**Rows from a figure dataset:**
-------

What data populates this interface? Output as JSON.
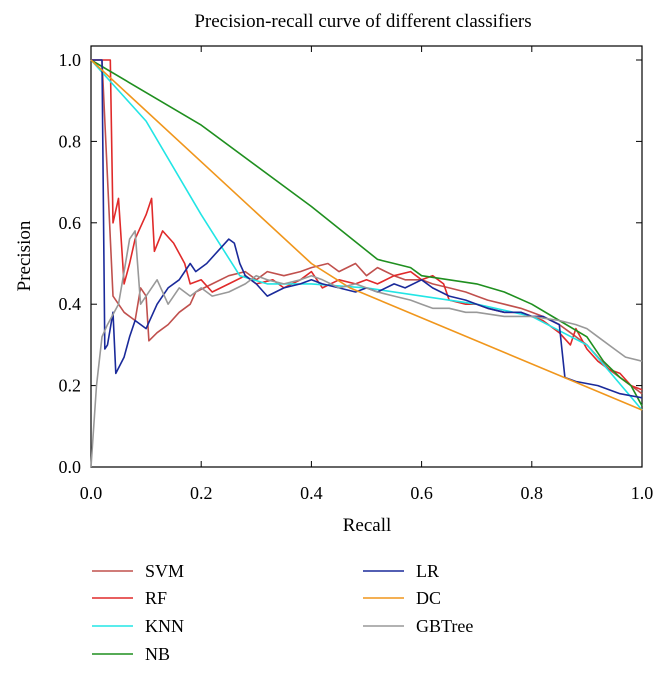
{
  "chart_data": {
    "type": "line",
    "title": "Precision-recall curve of different classifiers",
    "xlabel": "Recall",
    "ylabel": "Precision",
    "xlim": [
      0,
      1
    ],
    "ylim": [
      0,
      1.05
    ],
    "xticks": [
      "0.0",
      "0.2",
      "0.4",
      "0.6",
      "0.8",
      "1.0"
    ],
    "yticks": [
      "0.0",
      "0.2",
      "0.4",
      "0.6",
      "0.8",
      "1.0"
    ],
    "grid": false,
    "legend_position": "below",
    "series": [
      {
        "name": "SVM",
        "color": "#c0504d",
        "points": [
          [
            0.0,
            1.0
          ],
          [
            0.02,
            1.0
          ],
          [
            0.04,
            0.42
          ],
          [
            0.06,
            0.38
          ],
          [
            0.08,
            0.36
          ],
          [
            0.09,
            0.44
          ],
          [
            0.1,
            0.42
          ],
          [
            0.105,
            0.31
          ],
          [
            0.12,
            0.33
          ],
          [
            0.14,
            0.35
          ],
          [
            0.16,
            0.38
          ],
          [
            0.18,
            0.4
          ],
          [
            0.19,
            0.43
          ],
          [
            0.22,
            0.45
          ],
          [
            0.25,
            0.47
          ],
          [
            0.28,
            0.48
          ],
          [
            0.3,
            0.46
          ],
          [
            0.32,
            0.48
          ],
          [
            0.35,
            0.47
          ],
          [
            0.38,
            0.48
          ],
          [
            0.4,
            0.49
          ],
          [
            0.43,
            0.5
          ],
          [
            0.45,
            0.48
          ],
          [
            0.48,
            0.5
          ],
          [
            0.5,
            0.47
          ],
          [
            0.52,
            0.49
          ],
          [
            0.55,
            0.47
          ],
          [
            0.57,
            0.46
          ],
          [
            0.6,
            0.46
          ],
          [
            0.62,
            0.45
          ],
          [
            0.65,
            0.44
          ],
          [
            0.68,
            0.43
          ],
          [
            0.7,
            0.42
          ],
          [
            0.72,
            0.41
          ],
          [
            0.75,
            0.4
          ],
          [
            0.78,
            0.39
          ],
          [
            0.8,
            0.38
          ],
          [
            0.82,
            0.37
          ],
          [
            0.85,
            0.35
          ],
          [
            0.87,
            0.33
          ],
          [
            0.9,
            0.3
          ],
          [
            0.92,
            0.27
          ],
          [
            0.94,
            0.24
          ],
          [
            0.96,
            0.22
          ],
          [
            0.98,
            0.2
          ],
          [
            1.0,
            0.18
          ]
        ]
      },
      {
        "name": "RF",
        "color": "#e02a2a",
        "points": [
          [
            0.0,
            1.0
          ],
          [
            0.035,
            1.0
          ],
          [
            0.04,
            0.6
          ],
          [
            0.05,
            0.66
          ],
          [
            0.06,
            0.45
          ],
          [
            0.07,
            0.5
          ],
          [
            0.08,
            0.56
          ],
          [
            0.1,
            0.62
          ],
          [
            0.11,
            0.66
          ],
          [
            0.115,
            0.53
          ],
          [
            0.13,
            0.58
          ],
          [
            0.15,
            0.55
          ],
          [
            0.17,
            0.5
          ],
          [
            0.18,
            0.45
          ],
          [
            0.2,
            0.46
          ],
          [
            0.22,
            0.43
          ],
          [
            0.25,
            0.45
          ],
          [
            0.28,
            0.47
          ],
          [
            0.3,
            0.45
          ],
          [
            0.33,
            0.46
          ],
          [
            0.35,
            0.44
          ],
          [
            0.38,
            0.46
          ],
          [
            0.4,
            0.48
          ],
          [
            0.42,
            0.44
          ],
          [
            0.45,
            0.46
          ],
          [
            0.48,
            0.45
          ],
          [
            0.5,
            0.46
          ],
          [
            0.52,
            0.45
          ],
          [
            0.55,
            0.47
          ],
          [
            0.58,
            0.48
          ],
          [
            0.6,
            0.46
          ],
          [
            0.62,
            0.47
          ],
          [
            0.64,
            0.45
          ],
          [
            0.65,
            0.41
          ],
          [
            0.68,
            0.4
          ],
          [
            0.7,
            0.4
          ],
          [
            0.72,
            0.39
          ],
          [
            0.75,
            0.38
          ],
          [
            0.78,
            0.38
          ],
          [
            0.8,
            0.37
          ],
          [
            0.82,
            0.36
          ],
          [
            0.85,
            0.33
          ],
          [
            0.87,
            0.3
          ],
          [
            0.88,
            0.34
          ],
          [
            0.9,
            0.29
          ],
          [
            0.92,
            0.26
          ],
          [
            0.94,
            0.24
          ],
          [
            0.96,
            0.23
          ],
          [
            0.98,
            0.2
          ],
          [
            1.0,
            0.19
          ]
        ]
      },
      {
        "name": "KNN",
        "color": "#22e5e5",
        "points": [
          [
            0.0,
            1.0
          ],
          [
            0.1,
            0.85
          ],
          [
            0.2,
            0.62
          ],
          [
            0.27,
            0.47
          ],
          [
            0.32,
            0.45
          ],
          [
            0.4,
            0.45
          ],
          [
            0.5,
            0.44
          ],
          [
            0.6,
            0.42
          ],
          [
            0.7,
            0.4
          ],
          [
            0.8,
            0.37
          ],
          [
            0.9,
            0.3
          ],
          [
            1.0,
            0.14
          ]
        ]
      },
      {
        "name": "NB",
        "color": "#1f8f1f",
        "points": [
          [
            0.0,
            1.0
          ],
          [
            0.2,
            0.84
          ],
          [
            0.4,
            0.64
          ],
          [
            0.52,
            0.51
          ],
          [
            0.55,
            0.5
          ],
          [
            0.58,
            0.49
          ],
          [
            0.6,
            0.47
          ],
          [
            0.65,
            0.46
          ],
          [
            0.7,
            0.45
          ],
          [
            0.75,
            0.43
          ],
          [
            0.8,
            0.4
          ],
          [
            0.85,
            0.36
          ],
          [
            0.9,
            0.32
          ],
          [
            0.93,
            0.26
          ],
          [
            0.96,
            0.22
          ],
          [
            0.98,
            0.2
          ],
          [
            1.0,
            0.15
          ]
        ]
      },
      {
        "name": "LR",
        "color": "#1a2a9a",
        "points": [
          [
            0.0,
            1.0
          ],
          [
            0.02,
            1.0
          ],
          [
            0.025,
            0.29
          ],
          [
            0.03,
            0.3
          ],
          [
            0.04,
            0.38
          ],
          [
            0.045,
            0.23
          ],
          [
            0.06,
            0.27
          ],
          [
            0.07,
            0.32
          ],
          [
            0.08,
            0.36
          ],
          [
            0.1,
            0.34
          ],
          [
            0.12,
            0.4
          ],
          [
            0.14,
            0.44
          ],
          [
            0.16,
            0.46
          ],
          [
            0.18,
            0.5
          ],
          [
            0.19,
            0.48
          ],
          [
            0.21,
            0.5
          ],
          [
            0.23,
            0.53
          ],
          [
            0.25,
            0.56
          ],
          [
            0.26,
            0.55
          ],
          [
            0.27,
            0.5
          ],
          [
            0.28,
            0.47
          ],
          [
            0.3,
            0.45
          ],
          [
            0.32,
            0.42
          ],
          [
            0.35,
            0.44
          ],
          [
            0.38,
            0.45
          ],
          [
            0.4,
            0.46
          ],
          [
            0.42,
            0.45
          ],
          [
            0.45,
            0.44
          ],
          [
            0.48,
            0.43
          ],
          [
            0.5,
            0.44
          ],
          [
            0.52,
            0.43
          ],
          [
            0.55,
            0.45
          ],
          [
            0.57,
            0.44
          ],
          [
            0.6,
            0.46
          ],
          [
            0.62,
            0.44
          ],
          [
            0.65,
            0.42
          ],
          [
            0.68,
            0.41
          ],
          [
            0.7,
            0.4
          ],
          [
            0.72,
            0.39
          ],
          [
            0.75,
            0.38
          ],
          [
            0.78,
            0.38
          ],
          [
            0.8,
            0.37
          ],
          [
            0.82,
            0.37
          ],
          [
            0.85,
            0.35
          ],
          [
            0.86,
            0.22
          ],
          [
            0.88,
            0.21
          ],
          [
            0.92,
            0.2
          ],
          [
            0.96,
            0.18
          ],
          [
            1.0,
            0.17
          ]
        ]
      },
      {
        "name": "DC",
        "color": "#f0961c",
        "points": [
          [
            0.0,
            1.0
          ],
          [
            0.4,
            0.5
          ],
          [
            0.47,
            0.44
          ],
          [
            1.0,
            0.14
          ]
        ]
      },
      {
        "name": "GBTree",
        "color": "#999999",
        "points": [
          [
            0.0,
            0.0
          ],
          [
            0.01,
            0.2
          ],
          [
            0.02,
            0.32
          ],
          [
            0.03,
            0.35
          ],
          [
            0.05,
            0.4
          ],
          [
            0.06,
            0.48
          ],
          [
            0.07,
            0.56
          ],
          [
            0.08,
            0.58
          ],
          [
            0.09,
            0.4
          ],
          [
            0.1,
            0.42
          ],
          [
            0.12,
            0.46
          ],
          [
            0.14,
            0.4
          ],
          [
            0.16,
            0.44
          ],
          [
            0.18,
            0.42
          ],
          [
            0.2,
            0.44
          ],
          [
            0.22,
            0.42
          ],
          [
            0.25,
            0.43
          ],
          [
            0.28,
            0.45
          ],
          [
            0.3,
            0.47
          ],
          [
            0.32,
            0.46
          ],
          [
            0.35,
            0.45
          ],
          [
            0.38,
            0.46
          ],
          [
            0.4,
            0.47
          ],
          [
            0.42,
            0.46
          ],
          [
            0.45,
            0.44
          ],
          [
            0.48,
            0.45
          ],
          [
            0.5,
            0.44
          ],
          [
            0.52,
            0.43
          ],
          [
            0.55,
            0.42
          ],
          [
            0.58,
            0.41
          ],
          [
            0.6,
            0.4
          ],
          [
            0.62,
            0.39
          ],
          [
            0.65,
            0.39
          ],
          [
            0.68,
            0.38
          ],
          [
            0.7,
            0.38
          ],
          [
            0.75,
            0.37
          ],
          [
            0.8,
            0.37
          ],
          [
            0.85,
            0.36
          ],
          [
            0.88,
            0.35
          ],
          [
            0.9,
            0.34
          ],
          [
            0.92,
            0.32
          ],
          [
            0.95,
            0.29
          ],
          [
            0.97,
            0.27
          ],
          [
            1.0,
            0.26
          ]
        ]
      }
    ]
  }
}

-------

**What is asked:**
List every line above that contains the word "color".

**Written solution:**
        "color": "#c0504d",
        "color": "#e02a2a",
        "color": "#22e5e5",
        "color": "#1f8f1f",
        "color": "#1a2a9a",
        "color": "#f0961c",
        "color": "#999999",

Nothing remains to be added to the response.